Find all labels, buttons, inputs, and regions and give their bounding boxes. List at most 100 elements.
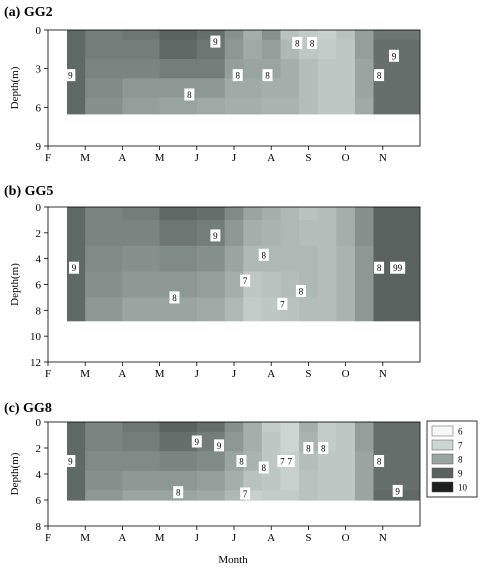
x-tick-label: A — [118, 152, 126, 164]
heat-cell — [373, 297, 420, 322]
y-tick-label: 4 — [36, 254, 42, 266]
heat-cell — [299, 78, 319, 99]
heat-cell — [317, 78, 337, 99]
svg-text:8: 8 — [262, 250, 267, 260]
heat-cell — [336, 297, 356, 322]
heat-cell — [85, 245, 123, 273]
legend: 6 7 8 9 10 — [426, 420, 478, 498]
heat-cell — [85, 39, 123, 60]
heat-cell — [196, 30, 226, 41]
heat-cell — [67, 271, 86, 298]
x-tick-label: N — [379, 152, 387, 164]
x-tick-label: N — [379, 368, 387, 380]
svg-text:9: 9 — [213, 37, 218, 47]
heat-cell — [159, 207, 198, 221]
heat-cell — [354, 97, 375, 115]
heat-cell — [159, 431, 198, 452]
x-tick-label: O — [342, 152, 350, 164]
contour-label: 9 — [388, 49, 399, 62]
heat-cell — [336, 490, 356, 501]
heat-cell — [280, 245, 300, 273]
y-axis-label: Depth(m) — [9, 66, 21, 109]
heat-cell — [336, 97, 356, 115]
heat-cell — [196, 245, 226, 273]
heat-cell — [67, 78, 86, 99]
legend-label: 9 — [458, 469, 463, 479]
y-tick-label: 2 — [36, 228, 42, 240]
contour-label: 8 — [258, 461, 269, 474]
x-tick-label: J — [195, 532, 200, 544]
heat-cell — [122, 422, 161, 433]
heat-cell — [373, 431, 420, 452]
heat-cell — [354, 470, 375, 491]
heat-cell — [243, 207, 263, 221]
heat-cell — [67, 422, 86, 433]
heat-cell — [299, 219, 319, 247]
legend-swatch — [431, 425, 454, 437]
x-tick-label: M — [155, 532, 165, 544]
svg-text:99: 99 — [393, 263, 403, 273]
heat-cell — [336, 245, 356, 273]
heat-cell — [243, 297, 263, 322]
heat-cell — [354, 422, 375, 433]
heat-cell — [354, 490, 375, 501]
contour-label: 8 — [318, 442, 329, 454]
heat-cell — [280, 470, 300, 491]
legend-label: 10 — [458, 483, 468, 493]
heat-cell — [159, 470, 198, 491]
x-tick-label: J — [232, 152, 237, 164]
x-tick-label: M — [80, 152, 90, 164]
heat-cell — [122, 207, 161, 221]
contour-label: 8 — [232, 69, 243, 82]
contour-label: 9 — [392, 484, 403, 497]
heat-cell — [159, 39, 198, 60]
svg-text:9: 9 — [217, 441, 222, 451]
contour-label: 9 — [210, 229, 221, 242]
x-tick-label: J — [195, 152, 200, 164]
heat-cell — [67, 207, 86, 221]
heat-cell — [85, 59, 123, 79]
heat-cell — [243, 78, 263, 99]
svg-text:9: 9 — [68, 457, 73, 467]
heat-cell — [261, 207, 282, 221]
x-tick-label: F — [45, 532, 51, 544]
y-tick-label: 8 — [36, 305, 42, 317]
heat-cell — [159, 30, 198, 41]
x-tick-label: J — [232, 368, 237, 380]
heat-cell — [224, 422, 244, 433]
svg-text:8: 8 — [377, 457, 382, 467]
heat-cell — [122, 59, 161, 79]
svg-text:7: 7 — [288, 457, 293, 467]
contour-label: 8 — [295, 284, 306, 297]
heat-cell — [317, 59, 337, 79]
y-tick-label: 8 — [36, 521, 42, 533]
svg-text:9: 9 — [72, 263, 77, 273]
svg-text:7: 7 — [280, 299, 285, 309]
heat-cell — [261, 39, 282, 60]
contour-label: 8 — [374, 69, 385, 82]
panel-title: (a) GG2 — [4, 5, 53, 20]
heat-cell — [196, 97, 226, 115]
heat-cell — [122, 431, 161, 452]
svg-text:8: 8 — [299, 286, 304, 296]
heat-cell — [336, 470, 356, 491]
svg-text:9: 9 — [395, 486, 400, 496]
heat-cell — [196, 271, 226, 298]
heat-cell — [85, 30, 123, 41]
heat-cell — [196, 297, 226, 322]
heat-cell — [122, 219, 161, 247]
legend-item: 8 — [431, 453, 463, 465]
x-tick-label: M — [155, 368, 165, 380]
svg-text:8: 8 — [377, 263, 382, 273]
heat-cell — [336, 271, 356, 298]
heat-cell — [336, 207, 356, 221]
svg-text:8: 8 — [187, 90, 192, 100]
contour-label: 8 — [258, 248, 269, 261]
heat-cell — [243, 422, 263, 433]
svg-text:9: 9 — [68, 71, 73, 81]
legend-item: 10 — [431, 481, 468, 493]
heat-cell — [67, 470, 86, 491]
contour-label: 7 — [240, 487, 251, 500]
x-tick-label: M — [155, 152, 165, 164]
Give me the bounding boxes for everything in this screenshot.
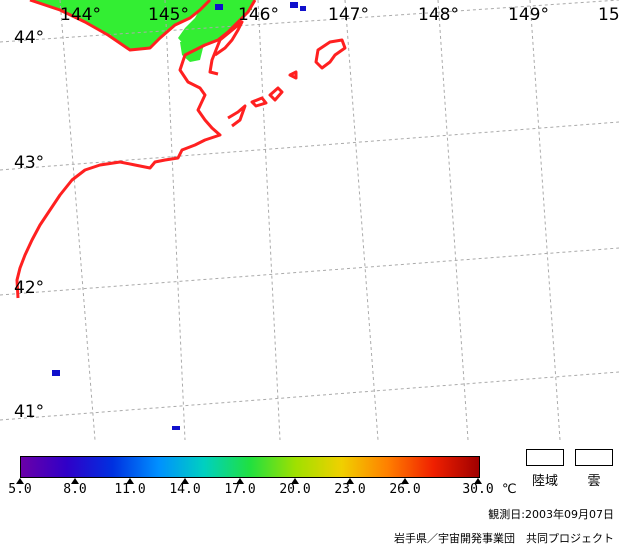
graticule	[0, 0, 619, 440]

·····

• _BRIEF_:
Copy out every row above word for word, leaving out the pictures.

• _EXPECTED ANSWER_:
Find all labels, buttons, inputs, and regions and give their bounding boxes. List at most 100 elements.
x-tick-label: A — [118, 152, 126, 164]
heat-cell — [373, 297, 420, 322]
y-tick-label: 4 — [36, 254, 42, 266]
heat-cell — [299, 78, 319, 99]
heat-cell — [317, 78, 337, 99]
svg-text:8: 8 — [262, 250, 267, 260]
heat-cell — [336, 297, 356, 322]
heat-cell — [85, 245, 123, 273]
legend: 6 7 8 9 10 — [426, 420, 478, 498]
heat-cell — [85, 39, 123, 60]
heat-cell — [196, 30, 226, 41]
heat-cell — [67, 271, 86, 298]
x-tick-label: N — [379, 152, 387, 164]
x-tick-label: N — [379, 368, 387, 380]
svg-text:9: 9 — [213, 37, 218, 47]
heat-cell — [159, 207, 198, 221]
heat-cell — [354, 97, 375, 115]
heat-cell — [159, 431, 198, 452]
x-tick-label: O — [342, 152, 350, 164]
contour-label: 9 — [388, 49, 399, 62]
heat-cell — [336, 490, 356, 501]
heat-cell — [280, 245, 300, 273]
y-axis-label: Depth(m) — [9, 66, 21, 109]
heat-cell — [336, 97, 356, 115]
heat-cell — [196, 245, 226, 273]
heat-cell — [67, 78, 86, 99]
legend-label: 9 — [458, 469, 463, 479]
y-tick-label: 2 — [36, 228, 42, 240]
contour-label: 8 — [258, 461, 269, 474]
x-tick-label: J — [195, 532, 200, 544]
heat-cell — [122, 422, 161, 433]
heat-cell — [373, 431, 420, 452]
heat-cell — [354, 470, 375, 491]
heat-cell — [243, 207, 263, 221]
heat-cell — [67, 422, 86, 433]
heat-cell — [299, 219, 319, 247]
legend-swatch — [431, 425, 454, 437]
x-tick-label: M — [155, 532, 165, 544]
svg-text:99: 99 — [393, 263, 403, 273]
heat-cell — [336, 245, 356, 273]
heat-cell — [243, 297, 263, 322]
heat-cell — [354, 422, 375, 433]
heat-cell — [354, 490, 375, 501]
contour-label: 8 — [318, 442, 329, 454]
heat-cell — [280, 470, 300, 491]
legend-label: 10 — [458, 483, 468, 493]
heat-cell — [159, 470, 198, 491]
x-tick-label: J — [232, 152, 237, 164]
x-tick-label: M — [80, 152, 90, 164]
heat-cell — [122, 207, 161, 221]
contour-label: 8 — [232, 69, 243, 82]
contour-label: 9 — [392, 484, 403, 497]
heat-cell — [159, 39, 198, 60]
svg-text:9: 9 — [217, 441, 222, 451]
contour-label: 9 — [210, 229, 221, 242]
x-tick-label: J — [195, 152, 200, 164]
heat-cell — [67, 207, 86, 221]
heat-cell — [85, 59, 123, 79]
heat-cell — [243, 78, 263, 99]
svg-text:9: 9 — [68, 457, 73, 467]
heat-cell — [261, 207, 282, 221]
x-tick-label: F — [45, 532, 51, 544]
y-tick-label: 8 — [36, 305, 42, 317]
heat-cell — [159, 30, 198, 41]
x-tick-label: J — [232, 368, 237, 380]
heat-cell — [224, 422, 244, 433]
svg-text:8: 8 — [377, 457, 382, 467]
heat-cell — [122, 59, 161, 79]
svg-text:7: 7 — [288, 457, 293, 467]
contour-label: 8 — [295, 284, 306, 297]
heat-cell — [317, 59, 337, 79]
y-tick-label: 8 — [36, 521, 42, 533]
svg-text:9: 9 — [72, 263, 77, 273]
svg-text:7: 7 — [280, 299, 285, 309]
heat-cell — [261, 39, 282, 60]
contour-label: 8 — [374, 69, 385, 82]
panel-title: (a) GG2 — [4, 5, 53, 20]
heat-cell — [196, 97, 226, 115]
heat-cell — [122, 431, 161, 452]
svg-text:8: 8 — [299, 286, 304, 296]
heat-cell — [336, 470, 356, 491]
svg-text:9: 9 — [395, 486, 400, 496]
heat-cell — [196, 271, 226, 298]
heat-cell — [85, 30, 123, 41]
heat-cell — [196, 297, 226, 322]
heat-cell — [122, 219, 161, 247]
legend-item: 8 — [431, 453, 463, 465]
x-tick-label: M — [155, 368, 165, 380]
svg-text:8: 8 — [377, 263, 382, 273]
heat-cell — [336, 271, 356, 298]
heat-cell — [336, 207, 356, 221]
svg-text:8: 8 — [187, 90, 192, 100]
contour-label: 8 — [258, 248, 269, 261]
heat-cell — [243, 422, 263, 433]
svg-text:9: 9 — [68, 71, 73, 81]
legend-item: 10 — [431, 481, 468, 493]
heat-cell — [67, 470, 86, 491]
contour-label: 7 — [240, 487, 251, 500]
x-tick-label: M — [155, 152, 165, 164]
Give me the bounding boxes for everything in this screenshot.
graticule	[0, 0, 619, 440]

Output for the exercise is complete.